- DIRECTION:
Count the lines that hold the string "Victories". Reply with the number alone.

- DATASET:
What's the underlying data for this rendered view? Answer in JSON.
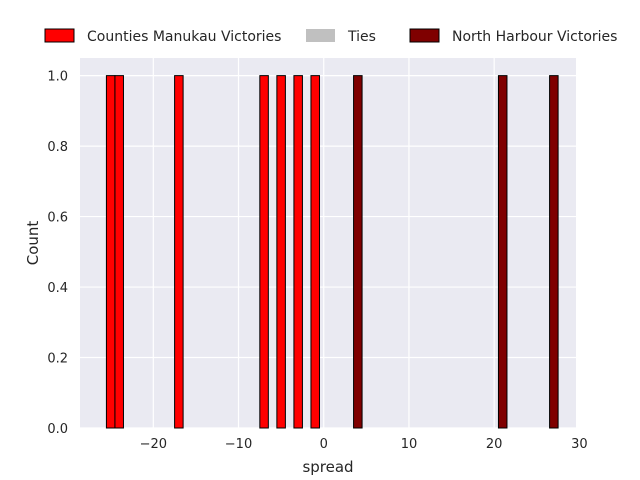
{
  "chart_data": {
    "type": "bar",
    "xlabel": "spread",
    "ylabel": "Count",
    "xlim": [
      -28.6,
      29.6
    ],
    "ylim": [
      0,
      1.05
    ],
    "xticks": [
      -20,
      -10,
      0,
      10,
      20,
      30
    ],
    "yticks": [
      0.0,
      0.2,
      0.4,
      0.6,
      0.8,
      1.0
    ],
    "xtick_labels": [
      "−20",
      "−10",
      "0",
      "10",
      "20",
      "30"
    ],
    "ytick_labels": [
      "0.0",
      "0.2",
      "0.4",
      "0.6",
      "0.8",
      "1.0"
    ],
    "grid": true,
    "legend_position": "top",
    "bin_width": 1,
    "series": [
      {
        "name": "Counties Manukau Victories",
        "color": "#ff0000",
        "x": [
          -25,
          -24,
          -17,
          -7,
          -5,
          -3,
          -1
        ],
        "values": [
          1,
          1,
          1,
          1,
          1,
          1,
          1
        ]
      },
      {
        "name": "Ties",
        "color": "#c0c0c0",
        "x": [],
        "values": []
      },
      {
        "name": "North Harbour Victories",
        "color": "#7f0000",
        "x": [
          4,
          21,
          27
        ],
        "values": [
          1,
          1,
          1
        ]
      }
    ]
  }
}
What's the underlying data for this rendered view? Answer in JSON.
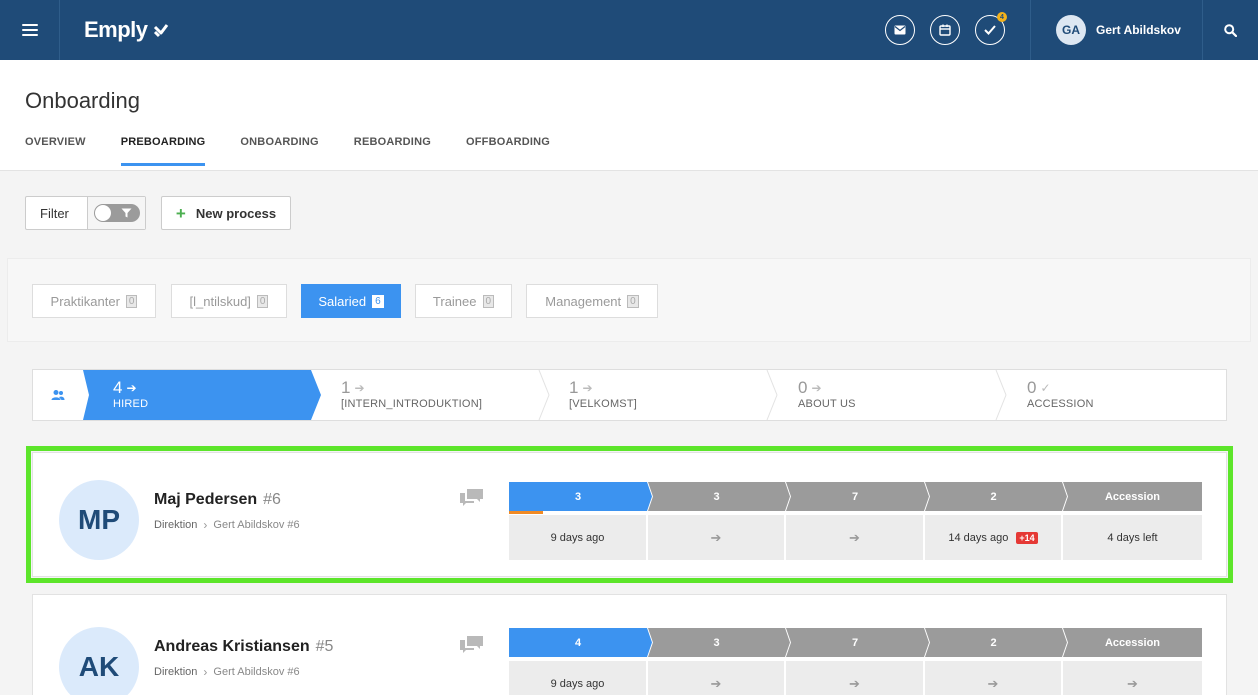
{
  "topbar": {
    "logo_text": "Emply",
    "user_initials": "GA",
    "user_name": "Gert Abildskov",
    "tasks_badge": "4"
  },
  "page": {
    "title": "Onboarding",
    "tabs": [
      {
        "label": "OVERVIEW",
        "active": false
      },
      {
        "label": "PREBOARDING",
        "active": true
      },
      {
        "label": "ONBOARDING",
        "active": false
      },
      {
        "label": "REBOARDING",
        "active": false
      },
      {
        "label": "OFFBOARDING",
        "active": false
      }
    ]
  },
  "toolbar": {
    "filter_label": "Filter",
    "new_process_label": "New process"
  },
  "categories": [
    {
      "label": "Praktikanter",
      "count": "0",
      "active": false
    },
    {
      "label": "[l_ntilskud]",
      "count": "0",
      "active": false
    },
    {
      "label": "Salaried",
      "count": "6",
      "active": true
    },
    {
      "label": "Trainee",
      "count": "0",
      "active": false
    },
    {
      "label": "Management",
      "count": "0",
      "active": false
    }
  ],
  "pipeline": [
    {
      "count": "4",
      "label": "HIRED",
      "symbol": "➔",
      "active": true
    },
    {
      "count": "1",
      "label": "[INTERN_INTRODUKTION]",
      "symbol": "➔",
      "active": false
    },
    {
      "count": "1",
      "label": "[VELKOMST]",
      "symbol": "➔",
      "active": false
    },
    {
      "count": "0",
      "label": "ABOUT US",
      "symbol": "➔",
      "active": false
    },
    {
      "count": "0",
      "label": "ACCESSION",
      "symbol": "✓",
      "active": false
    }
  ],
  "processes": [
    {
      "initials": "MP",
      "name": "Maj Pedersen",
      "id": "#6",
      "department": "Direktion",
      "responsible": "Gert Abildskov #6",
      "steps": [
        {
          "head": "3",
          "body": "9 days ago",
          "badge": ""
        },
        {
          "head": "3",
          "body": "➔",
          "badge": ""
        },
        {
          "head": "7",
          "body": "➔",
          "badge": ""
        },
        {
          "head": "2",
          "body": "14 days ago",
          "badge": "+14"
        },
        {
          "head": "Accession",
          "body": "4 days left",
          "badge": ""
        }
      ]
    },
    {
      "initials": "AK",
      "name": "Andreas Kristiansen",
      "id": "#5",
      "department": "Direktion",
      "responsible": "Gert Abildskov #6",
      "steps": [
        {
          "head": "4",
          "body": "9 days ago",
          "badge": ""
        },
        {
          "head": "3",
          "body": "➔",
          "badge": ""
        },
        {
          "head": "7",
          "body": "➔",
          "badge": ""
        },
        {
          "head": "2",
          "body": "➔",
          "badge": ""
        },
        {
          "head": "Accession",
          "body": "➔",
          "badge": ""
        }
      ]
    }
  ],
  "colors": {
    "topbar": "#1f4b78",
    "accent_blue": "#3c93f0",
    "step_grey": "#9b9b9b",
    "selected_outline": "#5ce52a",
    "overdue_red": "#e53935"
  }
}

* * *

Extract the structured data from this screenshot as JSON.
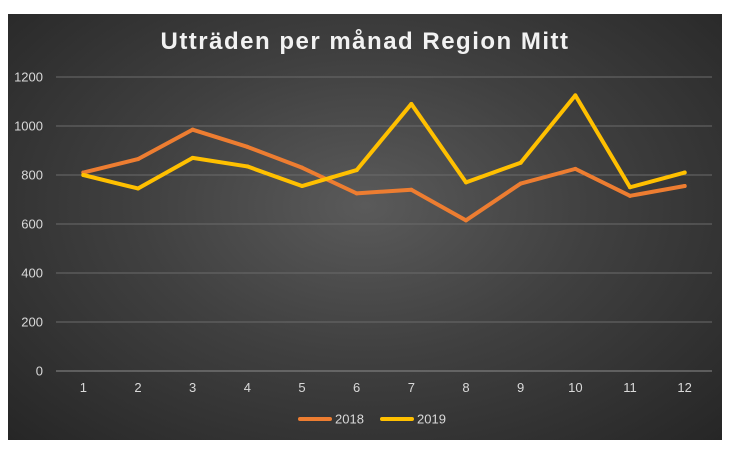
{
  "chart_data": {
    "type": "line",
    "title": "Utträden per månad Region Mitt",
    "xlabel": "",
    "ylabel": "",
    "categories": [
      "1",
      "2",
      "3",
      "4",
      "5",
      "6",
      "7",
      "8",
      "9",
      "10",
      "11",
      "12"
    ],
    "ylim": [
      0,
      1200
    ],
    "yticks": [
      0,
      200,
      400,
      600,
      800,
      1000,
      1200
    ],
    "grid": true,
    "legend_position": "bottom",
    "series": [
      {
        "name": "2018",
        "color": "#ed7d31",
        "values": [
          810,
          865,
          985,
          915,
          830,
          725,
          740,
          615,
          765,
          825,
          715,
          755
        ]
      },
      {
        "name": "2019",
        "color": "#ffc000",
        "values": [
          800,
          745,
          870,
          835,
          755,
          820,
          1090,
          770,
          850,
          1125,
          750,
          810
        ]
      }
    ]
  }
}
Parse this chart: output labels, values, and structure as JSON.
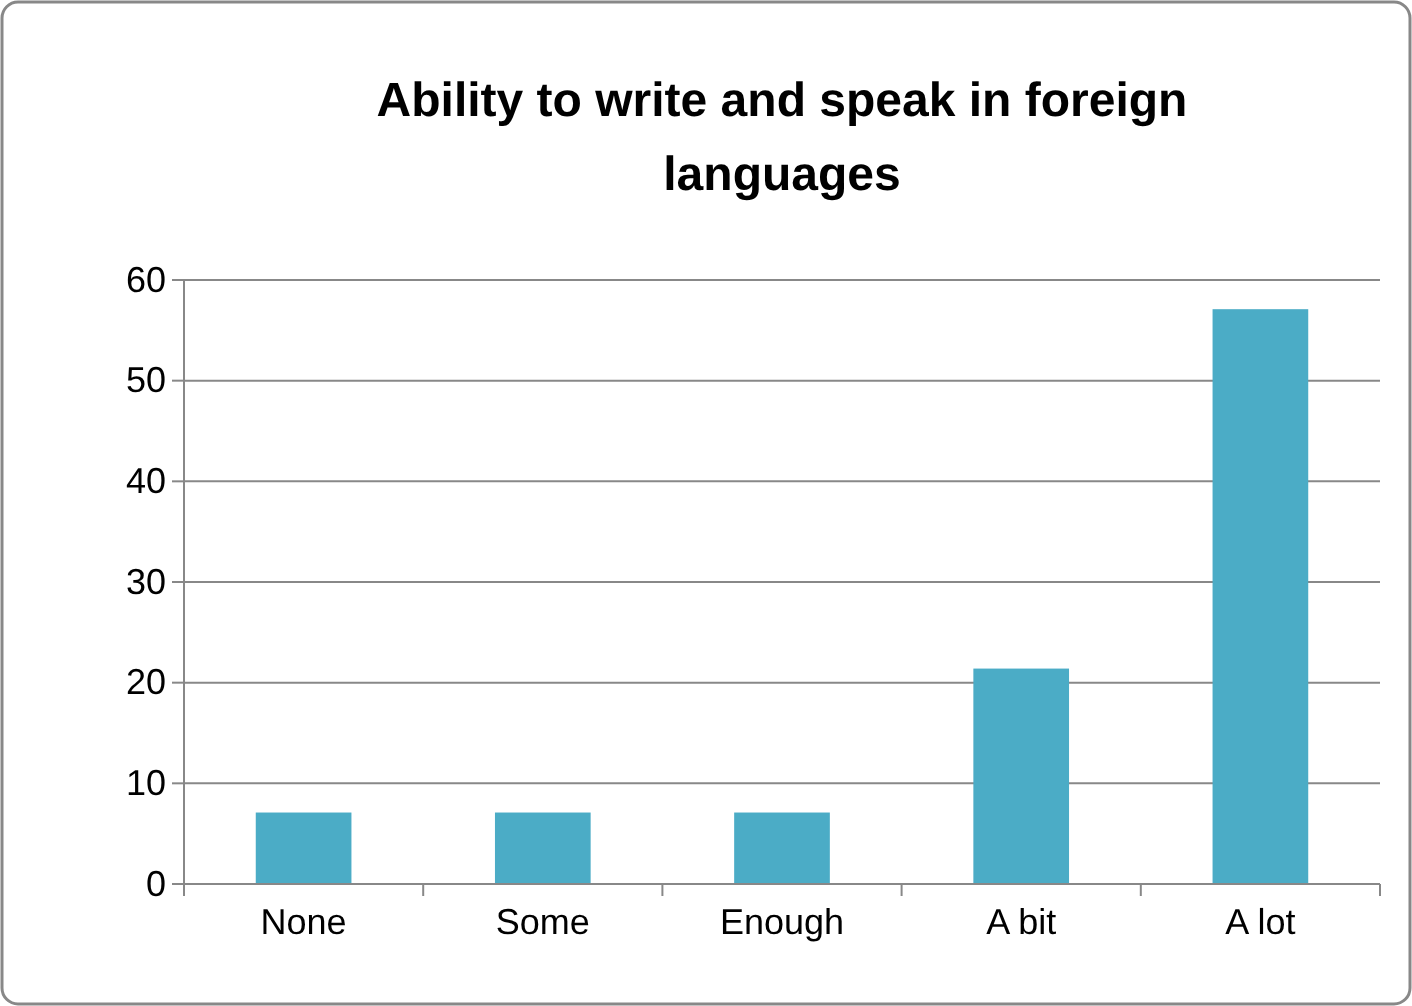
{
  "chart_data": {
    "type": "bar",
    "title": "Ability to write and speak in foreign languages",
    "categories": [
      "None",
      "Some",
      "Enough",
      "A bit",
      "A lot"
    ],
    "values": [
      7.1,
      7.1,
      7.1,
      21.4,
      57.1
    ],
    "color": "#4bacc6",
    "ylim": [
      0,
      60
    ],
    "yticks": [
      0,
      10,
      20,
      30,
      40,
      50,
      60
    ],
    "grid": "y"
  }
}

...

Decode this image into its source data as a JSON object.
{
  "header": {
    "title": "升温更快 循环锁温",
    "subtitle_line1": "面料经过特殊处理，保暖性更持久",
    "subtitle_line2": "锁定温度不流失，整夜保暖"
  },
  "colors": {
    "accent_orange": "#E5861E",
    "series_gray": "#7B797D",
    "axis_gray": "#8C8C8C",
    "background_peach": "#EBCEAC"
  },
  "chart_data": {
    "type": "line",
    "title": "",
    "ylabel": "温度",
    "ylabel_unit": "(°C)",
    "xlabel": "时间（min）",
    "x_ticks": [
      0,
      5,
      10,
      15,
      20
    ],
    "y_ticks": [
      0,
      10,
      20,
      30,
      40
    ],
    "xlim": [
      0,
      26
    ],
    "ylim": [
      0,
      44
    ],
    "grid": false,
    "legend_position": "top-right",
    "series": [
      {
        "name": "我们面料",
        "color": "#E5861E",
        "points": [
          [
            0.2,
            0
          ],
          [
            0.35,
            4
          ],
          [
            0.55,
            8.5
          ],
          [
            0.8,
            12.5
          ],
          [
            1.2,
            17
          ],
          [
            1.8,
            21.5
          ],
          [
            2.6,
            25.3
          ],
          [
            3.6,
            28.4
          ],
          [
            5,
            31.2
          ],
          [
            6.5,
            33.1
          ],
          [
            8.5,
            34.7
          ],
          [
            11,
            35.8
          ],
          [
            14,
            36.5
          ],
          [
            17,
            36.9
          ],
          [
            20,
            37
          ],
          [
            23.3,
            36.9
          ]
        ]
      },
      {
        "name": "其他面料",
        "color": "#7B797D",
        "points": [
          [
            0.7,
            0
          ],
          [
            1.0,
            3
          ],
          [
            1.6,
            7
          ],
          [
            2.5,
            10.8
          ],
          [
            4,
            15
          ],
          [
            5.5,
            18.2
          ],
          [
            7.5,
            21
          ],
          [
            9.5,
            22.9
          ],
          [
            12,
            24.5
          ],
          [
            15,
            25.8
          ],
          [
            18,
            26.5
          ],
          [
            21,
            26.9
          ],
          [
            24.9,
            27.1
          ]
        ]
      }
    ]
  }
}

- TASK RESPONSE:
2